- _EXERCISE TASK_: Look through the data for the string "which". Copy every line where it is found.
------------------------------------------------------------
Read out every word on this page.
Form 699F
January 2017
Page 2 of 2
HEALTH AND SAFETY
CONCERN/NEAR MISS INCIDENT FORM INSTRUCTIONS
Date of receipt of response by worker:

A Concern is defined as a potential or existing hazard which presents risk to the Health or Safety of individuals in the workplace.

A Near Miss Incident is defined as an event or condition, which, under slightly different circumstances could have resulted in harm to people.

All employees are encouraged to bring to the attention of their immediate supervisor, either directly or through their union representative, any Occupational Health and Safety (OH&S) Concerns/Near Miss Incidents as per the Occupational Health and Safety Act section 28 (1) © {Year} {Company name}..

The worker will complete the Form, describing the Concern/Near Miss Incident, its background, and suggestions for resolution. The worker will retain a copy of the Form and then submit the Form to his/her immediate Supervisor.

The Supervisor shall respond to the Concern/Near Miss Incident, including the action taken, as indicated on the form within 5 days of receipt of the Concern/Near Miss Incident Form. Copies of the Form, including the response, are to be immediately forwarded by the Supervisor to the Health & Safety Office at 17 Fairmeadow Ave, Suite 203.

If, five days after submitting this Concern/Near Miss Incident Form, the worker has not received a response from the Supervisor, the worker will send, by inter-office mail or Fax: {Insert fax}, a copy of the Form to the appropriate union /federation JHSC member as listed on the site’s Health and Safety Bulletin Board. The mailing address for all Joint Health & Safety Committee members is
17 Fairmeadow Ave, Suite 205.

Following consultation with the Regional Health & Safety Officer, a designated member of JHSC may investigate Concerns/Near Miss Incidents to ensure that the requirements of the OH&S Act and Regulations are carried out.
------------------------------------------------------------
- _THE RESPONSE_:
A Concern is defined as a potential or existing hazard which presents risk to the Health or Safety of individuals in the workplace.
A Near Miss Incident is defined as an event or condition, which, under slightly different circumstances could have resulted in harm to people.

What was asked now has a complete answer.